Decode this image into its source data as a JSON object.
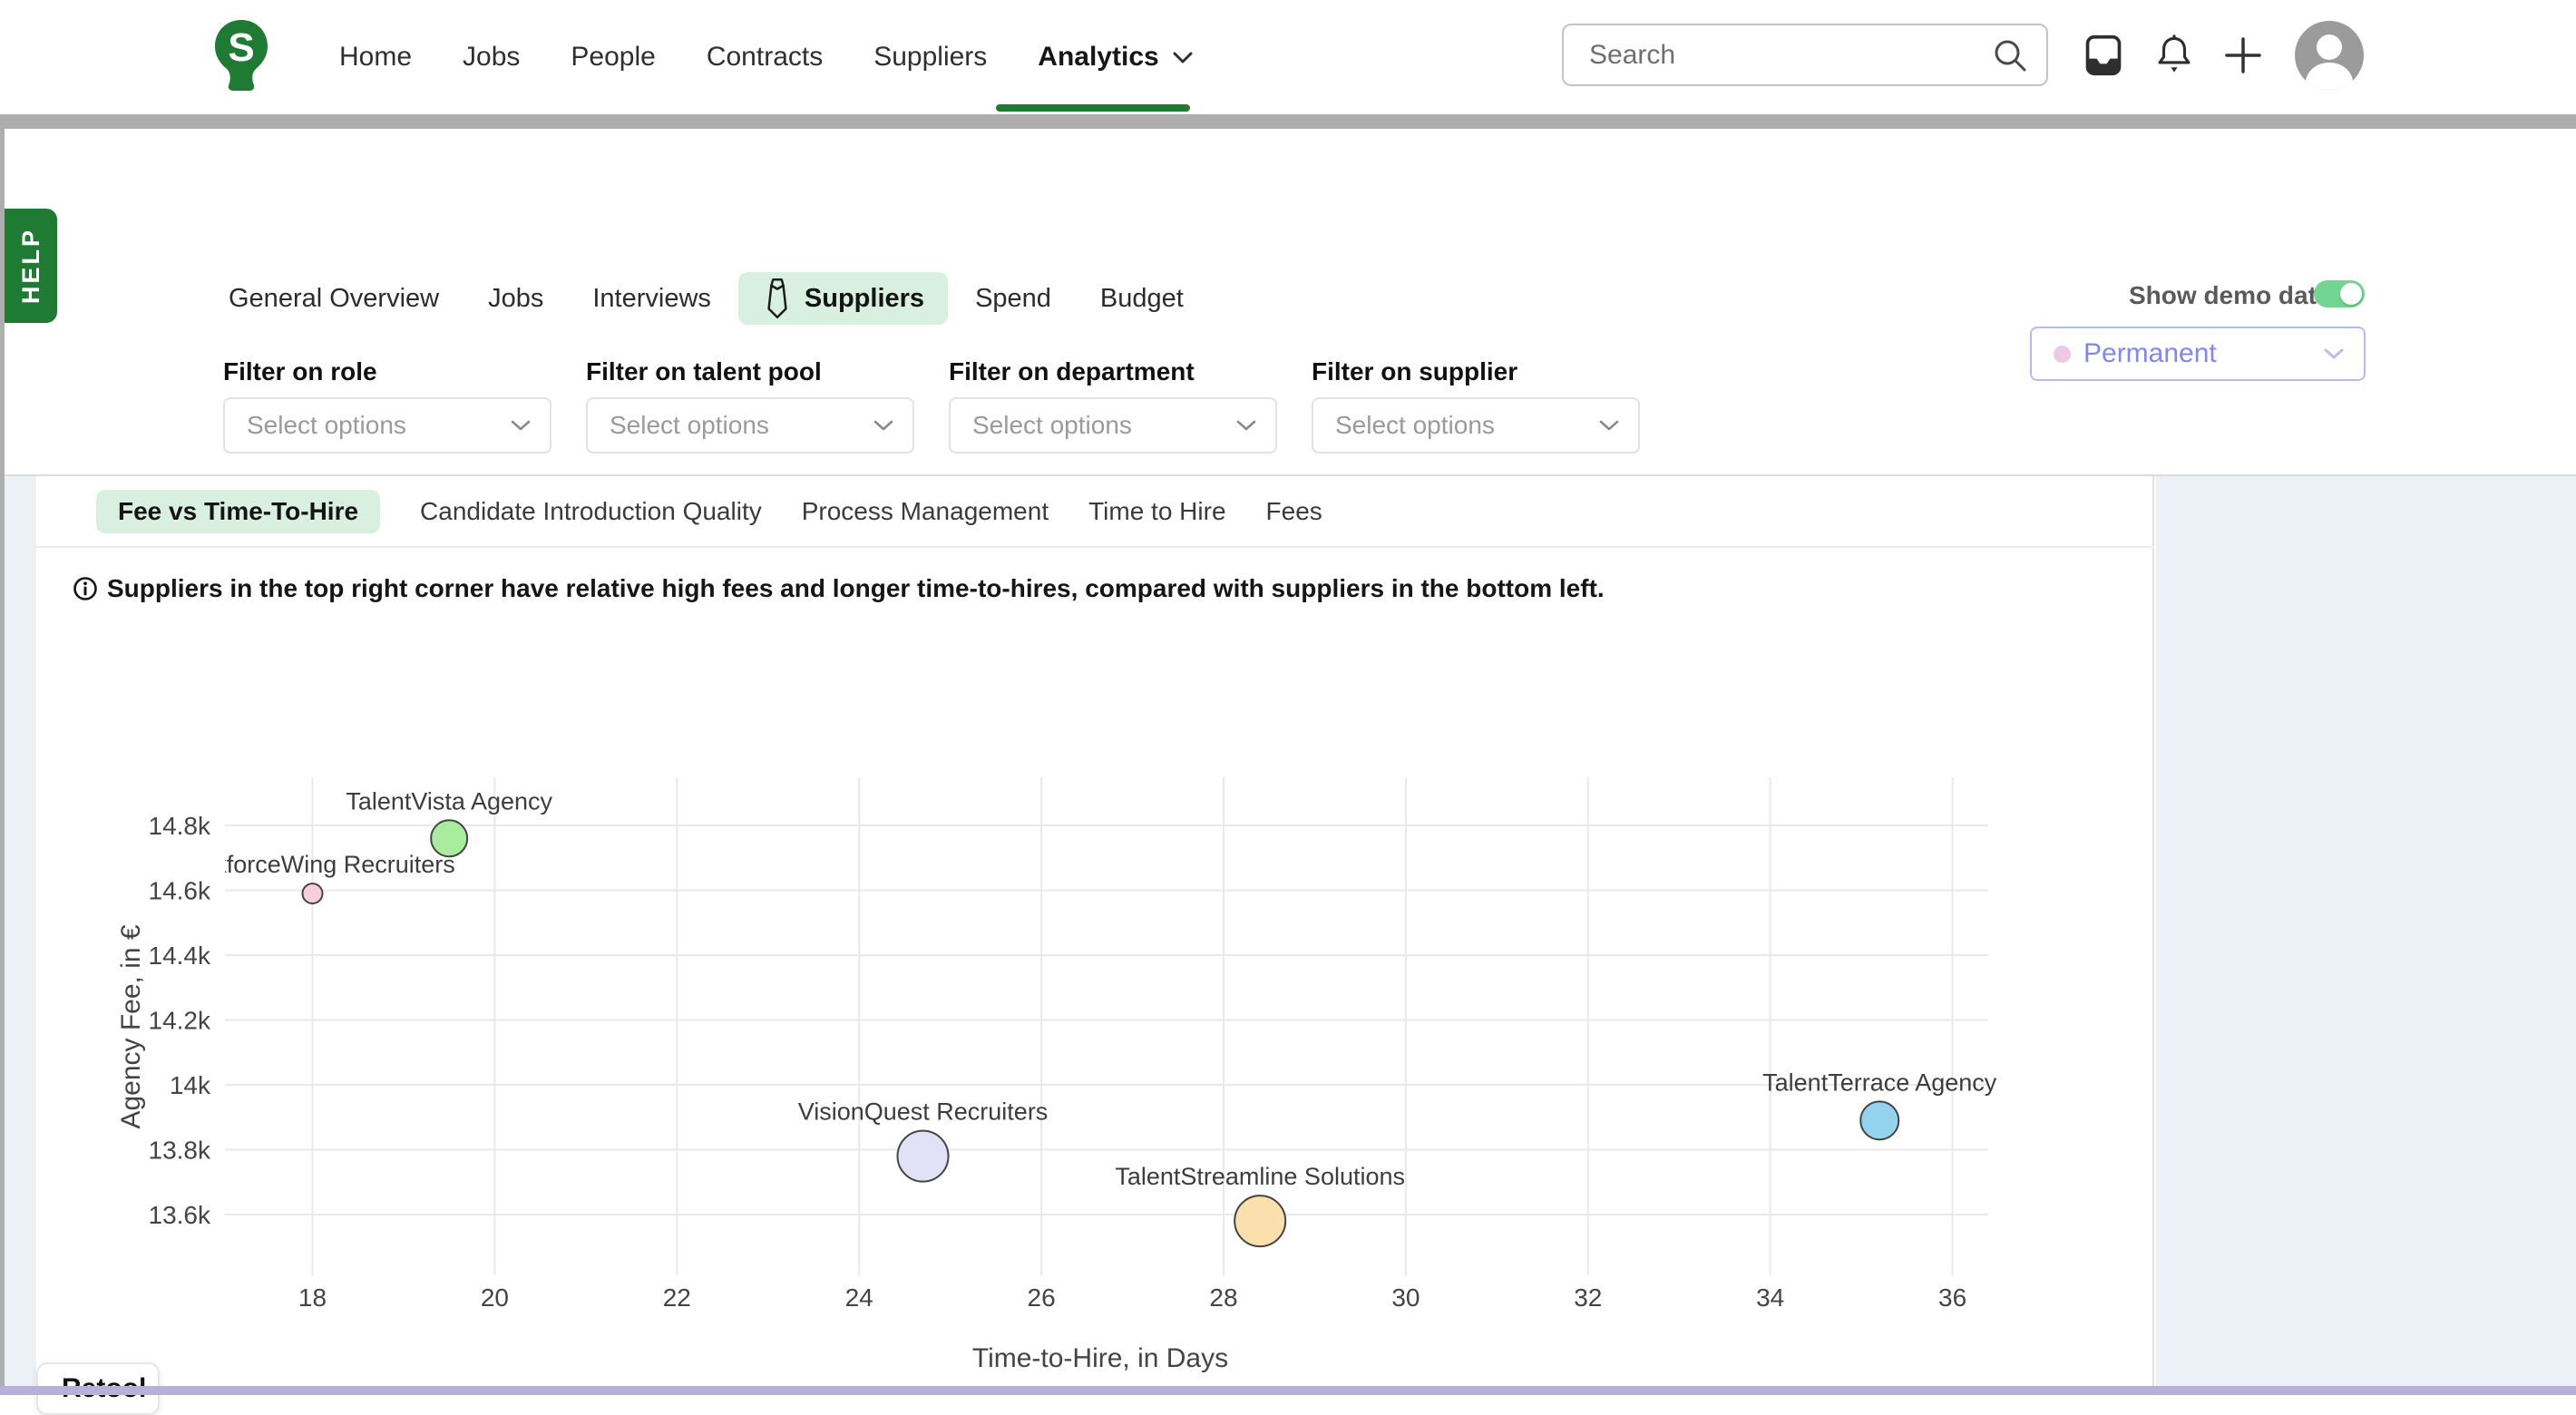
{
  "header": {
    "logo_letter": "S",
    "nav": [
      "Home",
      "Jobs",
      "People",
      "Contracts",
      "Suppliers",
      "Analytics"
    ],
    "active_nav": "Analytics",
    "search_placeholder": "Search"
  },
  "help_tab_label": "HELP",
  "filter_section": {
    "tabs": [
      "General Overview",
      "Jobs",
      "Interviews",
      "Suppliers",
      "Spend",
      "Budget"
    ],
    "active_tab": "Suppliers",
    "show_demo_label": "Show demo data",
    "demo_toggle_on": true,
    "employment_filter_value": "Permanent",
    "filter_labels": [
      "Filter on role",
      "Filter on talent pool",
      "Filter on department",
      "Filter on supplier"
    ],
    "select_placeholder": "Select options"
  },
  "chart_card": {
    "subtabs": [
      "Fee vs Time-To-Hire",
      "Candidate Introduction Quality",
      "Process Management",
      "Time to Hire",
      "Fees"
    ],
    "active_subtab": "Fee vs Time-To-Hire",
    "info_note": "Suppliers in the top right corner have relative high fees and longer time-to-hires, compared with suppliers in the bottom left."
  },
  "chart_data": {
    "type": "scatter",
    "xlabel": "Time-to-Hire, in Days",
    "ylabel": "Agency Fee, in €",
    "xlim": [
      17.0,
      36.8
    ],
    "ylim": [
      13450,
      14950
    ],
    "grid": true,
    "x_ticks": [
      18,
      20,
      22,
      24,
      26,
      28,
      30,
      32,
      34,
      36
    ],
    "y_ticks": [
      {
        "value": 14800,
        "label": "14.8k"
      },
      {
        "value": 14600,
        "label": "14.6k"
      },
      {
        "value": 14400,
        "label": "14.4k"
      },
      {
        "value": 14200,
        "label": "14.2k"
      },
      {
        "value": 14000,
        "label": "14k"
      },
      {
        "value": 13800,
        "label": "13.8k"
      },
      {
        "value": 13600,
        "label": "13.6k"
      }
    ],
    "points": [
      {
        "name": "WorkforceWing Recruiters",
        "x": 18.0,
        "y": 14590,
        "radius": 11,
        "color": "#f7cedd"
      },
      {
        "name": "TalentVista Agency",
        "x": 19.5,
        "y": 14760,
        "radius": 20,
        "color": "#a9ec9f"
      },
      {
        "name": "VisionQuest Recruiters",
        "x": 24.7,
        "y": 13780,
        "radius": 28,
        "color": "#e1e2f7"
      },
      {
        "name": "TalentStreamline Solutions",
        "x": 28.4,
        "y": 13580,
        "radius": 28,
        "color": "#fbdfad"
      },
      {
        "name": "TalentTerrace Agency",
        "x": 35.2,
        "y": 13890,
        "radius": 21,
        "color": "#94d3ee"
      }
    ]
  },
  "retool_badge_label": "Retool",
  "colors": {
    "brand_green": "#1f7b33",
    "active_pill_green": "#d9efe0",
    "toggle_green": "#74d492",
    "employment_accent": "#8287ea",
    "employment_border": "#b5bbf2",
    "employment_dot": "#eec9e4",
    "panel_blue": "#ecf1f8",
    "bottom_strip_purple": "#b9b0da",
    "gridline": "#e9e9e9",
    "tick_text": "#444444"
  }
}
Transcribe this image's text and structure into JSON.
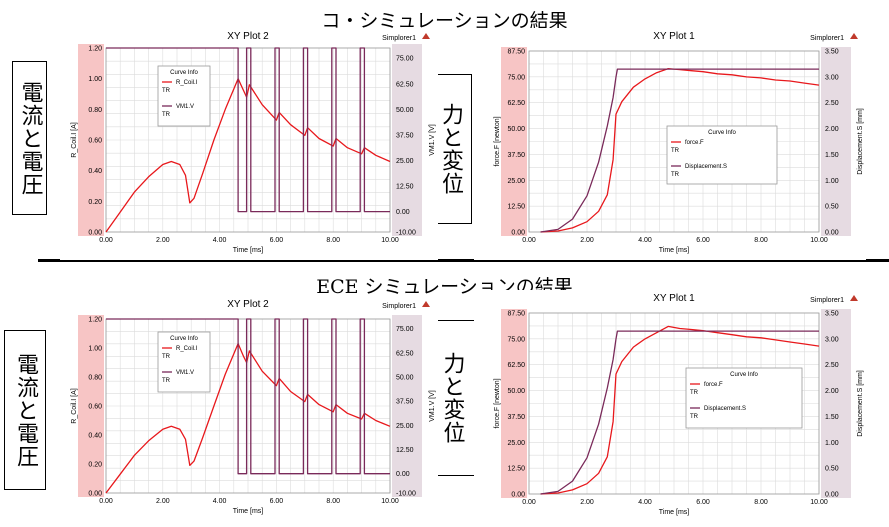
{
  "figure": {
    "title_top": "コ・シミュレーションの結果",
    "title_bottom": "ECE シミュレーションの結果",
    "label_current_voltage": "電流と電圧",
    "label_force_displacement": "力と変位"
  },
  "colors": {
    "red": "#e8181c",
    "purple": "#7a2a5a",
    "pink_axis_band": "#f7c5c5",
    "lilac_axis_band": "#e6dbe2"
  },
  "chart_data": [
    {
      "type": "line",
      "title": "XY Plot 2",
      "app_label": "Simplorer1",
      "xlabel": "Time [ms]",
      "ylabel": "R_Coil.I [A]",
      "y2label": "VM1.V [V]",
      "xlim": [
        0,
        10
      ],
      "ylim": [
        0,
        1.2
      ],
      "y2lim": [
        -10,
        80
      ],
      "x_ticks": [
        "0.00",
        "2.00",
        "4.00",
        "6.00",
        "8.00",
        "10.00"
      ],
      "y_ticks": [
        "0.00",
        "0.20",
        "0.40",
        "0.60",
        "0.80",
        "1.00",
        "1.20"
      ],
      "y2_ticks": [
        "-10.00",
        "0.00",
        "12.50",
        "25.00",
        "37.50",
        "50.00",
        "62.50",
        "75.00"
      ],
      "legend": {
        "title": "Curve Info",
        "items": [
          {
            "name": "R_Coil.I",
            "sub": "TR"
          },
          {
            "name": "VM1.V",
            "sub": "TR"
          }
        ]
      },
      "series": [
        {
          "name": "R_Coil.I",
          "axis": "left",
          "x": [
            0,
            0.5,
            1.0,
            1.5,
            2.0,
            2.3,
            2.6,
            2.8,
            2.95,
            3.1,
            3.4,
            3.8,
            4.2,
            4.65,
            4.85,
            4.95,
            5.05,
            5.5,
            6.0,
            6.1,
            6.5,
            7.0,
            7.1,
            7.5,
            8.0,
            8.1,
            8.5,
            9.0,
            9.1,
            9.5,
            10.0
          ],
          "y": [
            0,
            0.13,
            0.26,
            0.36,
            0.44,
            0.46,
            0.44,
            0.37,
            0.19,
            0.22,
            0.38,
            0.6,
            0.8,
            1.0,
            0.92,
            0.88,
            0.96,
            0.83,
            0.73,
            0.78,
            0.7,
            0.63,
            0.68,
            0.61,
            0.56,
            0.61,
            0.55,
            0.51,
            0.55,
            0.5,
            0.46
          ]
        },
        {
          "name": "VM1.V",
          "axis": "right",
          "x": [
            0,
            4.65,
            4.65,
            4.95,
            4.95,
            5.1,
            5.1,
            5.95,
            5.95,
            6.1,
            6.1,
            6.95,
            6.95,
            7.1,
            7.1,
            7.95,
            7.95,
            8.1,
            8.1,
            8.95,
            8.95,
            9.1,
            9.1,
            10.0
          ],
          "y": [
            80,
            80,
            0,
            0,
            80,
            80,
            0,
            0,
            80,
            80,
            0,
            0,
            80,
            80,
            0,
            0,
            80,
            80,
            0,
            0,
            80,
            80,
            0,
            0
          ]
        }
      ]
    },
    {
      "type": "line",
      "title": "XY Plot 1",
      "app_label": "Simplorer1",
      "xlabel": "Time [ms]",
      "ylabel": "force.F [newton]",
      "y2label": "Displacement.S [mm]",
      "xlim": [
        0,
        10
      ],
      "ylim": [
        0,
        87.5
      ],
      "y2lim": [
        0,
        3.5
      ],
      "x_ticks": [
        "0.00",
        "2.00",
        "4.00",
        "6.00",
        "8.00",
        "10.00"
      ],
      "y_ticks": [
        "0.00",
        "12.50",
        "25.00",
        "37.50",
        "50.00",
        "62.50",
        "75.00",
        "87.50"
      ],
      "y2_ticks": [
        "0.00",
        "0.50",
        "1.00",
        "1.50",
        "2.00",
        "2.50",
        "3.00",
        "3.50"
      ],
      "legend": {
        "title": "Curve Info",
        "items": [
          {
            "name": "force.F",
            "sub": "TR"
          },
          {
            "name": "Displacement.S",
            "sub": "TR"
          }
        ]
      },
      "series": [
        {
          "name": "force.F",
          "axis": "left",
          "x": [
            0.4,
            1.0,
            1.5,
            2.0,
            2.4,
            2.7,
            2.9,
            3.0,
            3.2,
            3.6,
            4.0,
            4.4,
            4.8,
            5.2,
            5.6,
            6.0,
            6.5,
            7.0,
            7.5,
            8.0,
            8.5,
            9.0,
            9.5,
            10.0
          ],
          "y": [
            0,
            0.5,
            2,
            5,
            10,
            18,
            35,
            57,
            63,
            70,
            74,
            77,
            79,
            78.5,
            78,
            77.5,
            76.5,
            76,
            75,
            74.5,
            73.5,
            73,
            72,
            71
          ]
        },
        {
          "name": "Displacement.S",
          "axis": "right",
          "x": [
            0.4,
            1.0,
            1.5,
            2.0,
            2.4,
            2.7,
            2.9,
            3.0,
            3.05,
            10.0
          ],
          "y": [
            0,
            0.05,
            0.25,
            0.7,
            1.35,
            2.05,
            2.6,
            3.0,
            3.15,
            3.15
          ]
        }
      ]
    },
    {
      "type": "line",
      "title": "XY Plot 2",
      "app_label": "Simplorer1",
      "xlabel": "Time [ms]",
      "ylabel": "R_Coil.I [A]",
      "y2label": "VM1.V [V]",
      "xlim": [
        0,
        10
      ],
      "ylim": [
        0,
        1.2
      ],
      "y2lim": [
        -10,
        80
      ],
      "x_ticks": [
        "0.00",
        "2.00",
        "4.00",
        "6.00",
        "8.00",
        "10.00"
      ],
      "y_ticks": [
        "0.00",
        "0.20",
        "0.40",
        "0.60",
        "0.80",
        "1.00",
        "1.20"
      ],
      "y2_ticks": [
        "-10.00",
        "0.00",
        "12.50",
        "25.00",
        "37.50",
        "50.00",
        "62.50",
        "75.00"
      ],
      "legend": {
        "title": "Curve Info",
        "items": [
          {
            "name": "R_Coil.I",
            "sub": "TR"
          },
          {
            "name": "VM1.V",
            "sub": "TR"
          }
        ]
      },
      "series": [
        {
          "name": "R_Coil.I",
          "axis": "left",
          "x": [
            0,
            0.5,
            1.0,
            1.5,
            2.0,
            2.3,
            2.6,
            2.8,
            2.95,
            3.1,
            3.4,
            3.8,
            4.2,
            4.65,
            4.85,
            4.95,
            5.05,
            5.5,
            6.0,
            6.1,
            6.5,
            7.0,
            7.1,
            7.5,
            8.0,
            8.1,
            8.5,
            9.0,
            9.1,
            9.5,
            10.0
          ],
          "y": [
            0,
            0.13,
            0.26,
            0.36,
            0.44,
            0.46,
            0.44,
            0.37,
            0.19,
            0.22,
            0.38,
            0.6,
            0.82,
            1.03,
            0.94,
            0.9,
            0.98,
            0.84,
            0.74,
            0.79,
            0.7,
            0.63,
            0.68,
            0.61,
            0.56,
            0.61,
            0.55,
            0.51,
            0.55,
            0.5,
            0.46
          ]
        },
        {
          "name": "VM1.V",
          "axis": "right",
          "x": [
            0,
            4.65,
            4.65,
            4.95,
            4.95,
            5.1,
            5.1,
            5.95,
            5.95,
            6.1,
            6.1,
            6.95,
            6.95,
            7.1,
            7.1,
            7.95,
            7.95,
            8.1,
            8.1,
            8.95,
            8.95,
            9.1,
            9.1,
            10.0
          ],
          "y": [
            80,
            80,
            0,
            0,
            80,
            80,
            0,
            0,
            80,
            80,
            0,
            0,
            80,
            80,
            0,
            0,
            80,
            80,
            0,
            0,
            80,
            80,
            0,
            0
          ]
        }
      ]
    },
    {
      "type": "line",
      "title": "XY Plot 1",
      "app_label": "Simplorer1",
      "xlabel": "Time [ms]",
      "ylabel": "force.F [newton]",
      "y2label": "Displacement.S [mm]",
      "xlim": [
        0,
        10
      ],
      "ylim": [
        0,
        87.5
      ],
      "y2lim": [
        0,
        3.5
      ],
      "x_ticks": [
        "0.00",
        "2.00",
        "4.00",
        "6.00",
        "8.00",
        "10.00"
      ],
      "y_ticks": [
        "0.00",
        "12.50",
        "25.00",
        "37.50",
        "50.00",
        "62.50",
        "75.00",
        "87.50"
      ],
      "y2_ticks": [
        "0.00",
        "0.50",
        "1.00",
        "1.50",
        "2.00",
        "2.50",
        "3.00",
        "3.50"
      ],
      "legend": {
        "title": "Curve Info",
        "items": [
          {
            "name": "force.F",
            "sub": "TR"
          },
          {
            "name": "Displacement.S",
            "sub": "TR"
          }
        ]
      },
      "series": [
        {
          "name": "force.F",
          "axis": "left",
          "x": [
            0.4,
            1.0,
            1.5,
            2.0,
            2.4,
            2.7,
            2.9,
            3.0,
            3.2,
            3.6,
            4.0,
            4.4,
            4.8,
            5.2,
            5.6,
            6.0,
            6.5,
            7.0,
            7.5,
            8.0,
            8.5,
            9.0,
            9.5,
            10.0
          ],
          "y": [
            0,
            0.5,
            2,
            5,
            10,
            18,
            35,
            58,
            64,
            71,
            75,
            78,
            81,
            80,
            79.5,
            79,
            78,
            77,
            76,
            75.5,
            74.5,
            73.5,
            72.5,
            71.5
          ]
        },
        {
          "name": "Displacement.S",
          "axis": "right",
          "x": [
            0.4,
            1.0,
            1.5,
            2.0,
            2.4,
            2.7,
            2.9,
            3.0,
            3.05,
            10.0
          ],
          "y": [
            0,
            0.05,
            0.25,
            0.7,
            1.35,
            2.05,
            2.6,
            3.0,
            3.15,
            3.15
          ]
        }
      ]
    }
  ]
}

□ □ □ □

■ Problem
Using the records above, copy each line that contains "radius".

■ The reply
        "radius": 11,
        "radius": 20,
        "radius": 28,
        "radius": 28,
        "radius": 21,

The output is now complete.